╭─ PAGE EXTRACT
Originally uploaded by art chick.
Yep. That's it. Yesterday the counter top guys came back because they didn't cut the hole correctly for the sink the first time. Our plumber friend had hooked up the dishwasher, water lines, disposal, and various other pipes. Rusty and I had to take them all apart again for the countertop recut. Then? To finally mount the sink? We had to actually pull the dishwasher out from the cabinets so I could get back there to tighten the clamps for that end of the sink (Rusty's too tall to sit scrunched up in that small space - Yay for my midget legs!).

Anyway, Rusty and I kick ass. Sorry if you have sensitive ears (or eyes, as the case may be). But we did all of that disconnecting. Then we got it all put back, in the correct order. With no leaks. People? That is incredible. And? I'm now going in to install and hook up the electricity to the disposal. Because I'm cool like that.

Thursday, July 14, 2005

My hair.

So. Every year, right about now, I partake in an annual ritual that consumes my thoughts and tries my patience... "Should I get my hair cut?" Or to put it more precisely, "should I get my hair cut off?"

Oh, say what you will about thick luxerious hair, natural curls, blah blahty blah blah blah... it's hot, people. And it takes three hours to dry on it's own. Three hours. And do you know how not fun it is to blow your hair dry when it's 90-something degrees outside? It's not fun.

But... when you get it cut shorter, you cannot pull it back when you go running. It curls even more. In weird places. And you imagine that a shorter haircut makes you look fat.

So, the dilema. Also? I am in my youngest sister's wedding in October so whatever I do now has to be acceptable. Or grown in by then.

Opinions? Anyone?

Tuesday, July 12, 2005

Scooting


The Nutcase
Originally uploaded by art chick.
So. We bought Liam a new scooter. Took three different stores in four hours to find one. And it was totally worth it. He adores it.
╰─
*REQUEST 1*
In the blog excerpt, write out everything from "Oh, say what" down to "Opinions? Anyone?", word for word.
*REQUEST 2*
Resume the blog excerpt about the sink, the haircut, and the scooter, picking up right after its last sentence.
╭─ SUPPLIED MATERIAL
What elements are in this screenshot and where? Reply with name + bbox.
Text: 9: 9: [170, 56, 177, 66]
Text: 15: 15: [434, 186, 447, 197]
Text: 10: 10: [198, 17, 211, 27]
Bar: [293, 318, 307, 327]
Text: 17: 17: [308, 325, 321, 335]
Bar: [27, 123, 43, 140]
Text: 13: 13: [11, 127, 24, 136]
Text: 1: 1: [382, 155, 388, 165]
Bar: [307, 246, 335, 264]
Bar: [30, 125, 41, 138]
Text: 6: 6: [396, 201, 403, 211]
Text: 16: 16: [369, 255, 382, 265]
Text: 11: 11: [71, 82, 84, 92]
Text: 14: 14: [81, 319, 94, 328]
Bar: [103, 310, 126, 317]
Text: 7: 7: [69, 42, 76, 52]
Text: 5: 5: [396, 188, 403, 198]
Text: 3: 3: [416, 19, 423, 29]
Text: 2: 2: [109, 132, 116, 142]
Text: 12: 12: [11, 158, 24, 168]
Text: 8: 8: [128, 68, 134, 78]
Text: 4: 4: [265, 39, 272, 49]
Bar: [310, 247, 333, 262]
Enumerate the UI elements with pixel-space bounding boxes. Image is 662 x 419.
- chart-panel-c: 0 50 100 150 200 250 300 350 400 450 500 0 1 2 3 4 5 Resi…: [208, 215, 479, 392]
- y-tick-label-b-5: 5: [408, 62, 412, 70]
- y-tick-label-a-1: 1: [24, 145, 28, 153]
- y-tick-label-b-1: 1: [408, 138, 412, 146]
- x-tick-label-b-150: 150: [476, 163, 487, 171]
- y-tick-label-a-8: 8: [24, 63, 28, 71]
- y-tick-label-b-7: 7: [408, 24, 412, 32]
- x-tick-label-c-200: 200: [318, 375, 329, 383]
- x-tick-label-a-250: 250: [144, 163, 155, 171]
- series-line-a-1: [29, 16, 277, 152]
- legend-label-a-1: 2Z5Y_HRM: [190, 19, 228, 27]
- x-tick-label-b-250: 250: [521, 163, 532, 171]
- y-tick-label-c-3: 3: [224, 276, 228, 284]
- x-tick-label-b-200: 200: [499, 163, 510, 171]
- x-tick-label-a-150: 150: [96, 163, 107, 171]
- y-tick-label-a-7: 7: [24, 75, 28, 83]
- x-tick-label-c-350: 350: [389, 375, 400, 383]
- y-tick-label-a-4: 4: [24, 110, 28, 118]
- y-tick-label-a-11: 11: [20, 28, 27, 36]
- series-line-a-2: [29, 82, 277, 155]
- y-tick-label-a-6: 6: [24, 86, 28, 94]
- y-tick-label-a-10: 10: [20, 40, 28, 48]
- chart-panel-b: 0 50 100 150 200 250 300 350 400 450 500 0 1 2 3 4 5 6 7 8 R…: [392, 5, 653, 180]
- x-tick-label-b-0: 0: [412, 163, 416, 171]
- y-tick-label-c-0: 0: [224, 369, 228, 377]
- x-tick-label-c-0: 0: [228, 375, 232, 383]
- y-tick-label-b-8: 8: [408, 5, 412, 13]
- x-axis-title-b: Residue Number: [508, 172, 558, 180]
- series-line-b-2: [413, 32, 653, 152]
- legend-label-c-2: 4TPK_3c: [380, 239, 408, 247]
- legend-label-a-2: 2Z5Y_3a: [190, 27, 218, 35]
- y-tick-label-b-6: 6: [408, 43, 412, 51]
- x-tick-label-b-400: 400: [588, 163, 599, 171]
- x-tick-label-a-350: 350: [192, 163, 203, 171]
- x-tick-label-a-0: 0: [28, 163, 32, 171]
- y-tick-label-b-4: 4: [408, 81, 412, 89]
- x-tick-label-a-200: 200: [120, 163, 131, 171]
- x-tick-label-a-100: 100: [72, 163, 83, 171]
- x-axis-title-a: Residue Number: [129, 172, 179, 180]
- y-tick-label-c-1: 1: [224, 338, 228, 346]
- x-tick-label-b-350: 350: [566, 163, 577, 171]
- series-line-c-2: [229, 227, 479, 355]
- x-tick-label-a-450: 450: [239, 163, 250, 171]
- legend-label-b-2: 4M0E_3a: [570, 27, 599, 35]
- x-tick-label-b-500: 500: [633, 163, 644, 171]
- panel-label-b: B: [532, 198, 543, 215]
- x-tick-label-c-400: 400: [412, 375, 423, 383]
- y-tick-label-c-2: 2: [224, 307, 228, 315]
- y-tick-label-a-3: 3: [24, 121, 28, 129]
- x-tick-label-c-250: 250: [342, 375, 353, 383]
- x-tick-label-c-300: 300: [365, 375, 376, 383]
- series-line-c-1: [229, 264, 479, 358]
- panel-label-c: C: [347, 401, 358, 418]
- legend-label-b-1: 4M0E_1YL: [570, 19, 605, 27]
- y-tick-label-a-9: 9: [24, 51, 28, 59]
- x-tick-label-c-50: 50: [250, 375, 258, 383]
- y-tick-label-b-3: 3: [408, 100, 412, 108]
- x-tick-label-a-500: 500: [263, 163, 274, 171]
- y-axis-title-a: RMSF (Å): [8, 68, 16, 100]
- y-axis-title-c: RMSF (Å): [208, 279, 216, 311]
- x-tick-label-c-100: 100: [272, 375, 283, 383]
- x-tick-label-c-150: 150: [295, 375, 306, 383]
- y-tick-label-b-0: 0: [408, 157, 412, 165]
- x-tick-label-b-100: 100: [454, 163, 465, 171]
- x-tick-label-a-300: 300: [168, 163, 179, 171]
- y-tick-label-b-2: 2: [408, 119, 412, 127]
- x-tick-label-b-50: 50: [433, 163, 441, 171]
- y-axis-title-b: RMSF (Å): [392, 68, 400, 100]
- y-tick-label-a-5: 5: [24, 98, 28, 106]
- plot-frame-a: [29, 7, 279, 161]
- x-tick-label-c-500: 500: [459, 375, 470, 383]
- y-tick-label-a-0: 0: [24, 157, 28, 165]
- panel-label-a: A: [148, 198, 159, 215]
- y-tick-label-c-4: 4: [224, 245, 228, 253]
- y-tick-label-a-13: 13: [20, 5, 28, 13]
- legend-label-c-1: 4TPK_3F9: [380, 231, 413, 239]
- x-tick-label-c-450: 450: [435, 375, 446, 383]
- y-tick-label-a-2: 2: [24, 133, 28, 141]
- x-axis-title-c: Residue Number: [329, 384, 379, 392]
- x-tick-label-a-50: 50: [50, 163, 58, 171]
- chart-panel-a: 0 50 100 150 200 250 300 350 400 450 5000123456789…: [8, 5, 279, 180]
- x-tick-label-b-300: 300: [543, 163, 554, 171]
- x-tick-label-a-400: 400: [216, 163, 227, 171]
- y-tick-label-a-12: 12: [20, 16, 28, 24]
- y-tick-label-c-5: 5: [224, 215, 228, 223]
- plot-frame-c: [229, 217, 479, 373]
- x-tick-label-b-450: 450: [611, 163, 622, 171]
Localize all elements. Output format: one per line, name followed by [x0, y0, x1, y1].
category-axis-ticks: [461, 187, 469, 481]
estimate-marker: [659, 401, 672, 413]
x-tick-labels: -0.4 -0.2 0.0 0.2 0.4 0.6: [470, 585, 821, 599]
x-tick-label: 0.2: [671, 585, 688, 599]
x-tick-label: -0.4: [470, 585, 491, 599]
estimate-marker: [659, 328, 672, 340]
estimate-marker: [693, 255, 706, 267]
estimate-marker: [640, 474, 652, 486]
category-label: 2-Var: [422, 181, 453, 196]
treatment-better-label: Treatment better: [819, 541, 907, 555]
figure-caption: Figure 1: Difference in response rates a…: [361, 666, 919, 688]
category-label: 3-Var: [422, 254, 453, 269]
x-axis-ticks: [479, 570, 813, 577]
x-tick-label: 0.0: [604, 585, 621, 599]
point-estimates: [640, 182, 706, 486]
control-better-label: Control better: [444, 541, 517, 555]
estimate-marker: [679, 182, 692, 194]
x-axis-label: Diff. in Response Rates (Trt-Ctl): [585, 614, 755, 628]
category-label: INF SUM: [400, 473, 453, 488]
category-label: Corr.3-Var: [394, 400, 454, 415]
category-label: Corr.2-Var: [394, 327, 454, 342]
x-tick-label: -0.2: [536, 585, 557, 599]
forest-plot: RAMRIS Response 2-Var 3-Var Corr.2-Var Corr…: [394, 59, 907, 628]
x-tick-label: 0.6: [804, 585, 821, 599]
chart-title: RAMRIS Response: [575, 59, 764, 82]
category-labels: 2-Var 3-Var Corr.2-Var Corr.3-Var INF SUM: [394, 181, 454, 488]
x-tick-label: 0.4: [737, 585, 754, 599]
╰─
*WRITTEN RESPONSE 1*
Oh, say what you will about thick luxerious hair, natural curls, blah blahty blah blah blah... it's hot, people. And it takes three hours to dry on it's own. Three hours. And do you know how not fun it is to blow your hair dry when it's 90-something degrees outside? It's not fun.

But... when you get it cut shorter, you cannot pull it back when you go running. It curls even more. In weird places. And you imagine that a shorter haircut makes you look fat.

So, the dilema. Also? I am in my youngest sister's wedding in October so whatever I do now has to be acceptable. Or grown in by then.

Opinions? Anyone?

*WRITTEN RESPONSE 2*
Since we didn't make it to the beach today (trying again tomorrow) we went to the school behind our house so the boys could ride around the parking lot. Sean has inherited Liam's bike so the the boys were biking and scooting (scootering?) all over.

It's 93 degrees right now (at 5:07 P.M.) and the heat index was around 100 degrees today. Which is why the boys look so fresh and crisp in these photos. And excuse Liam's outift. Yes, it does look like Roy G. Biv threw up all over him. But they're play clothes. Don't judge.

(Rest assured, although their faces don't show it, they had cold water bottles, juice and Goldfish crackers to pep themselves up while they played).

Saturday, July 09, 2005

Baltimore


Shark
Originally uploaded by art chick.
It's been a long week. But we took a break and took the boys up to Baltimore for the day on Thursday. Hence the funky shark photo.

The first thing Liam noticed when we walked across the street to the Harbor Center? Pizzeria Uno. We drive 20 minutes to Baltimore and he zeros in on a pizza place we have 5 minutes from our house. But it was way early for lunch so we bought our tickets to the aquarium then wandered around the Inner Harbor until our entry time. It took all my resolve to quiet that inner voice telling me that Hard Rock t-shirts are still super cool therefore I must buy one for me and my offspring. I told inner voice that it is no longer 1988 and to shut up. No t-shirts.

Once into the aquarium? It was packed. But people moved along and we saw everything. Liam was totally into it. It's probably the perfect place for him as he was really calm and just engrossed in every single thing he saw. He's Mr. Sciene too, so it was heaven on earth for him. Going to start working Maryland Grandma for a family pass to the aquarium for Christmas this year.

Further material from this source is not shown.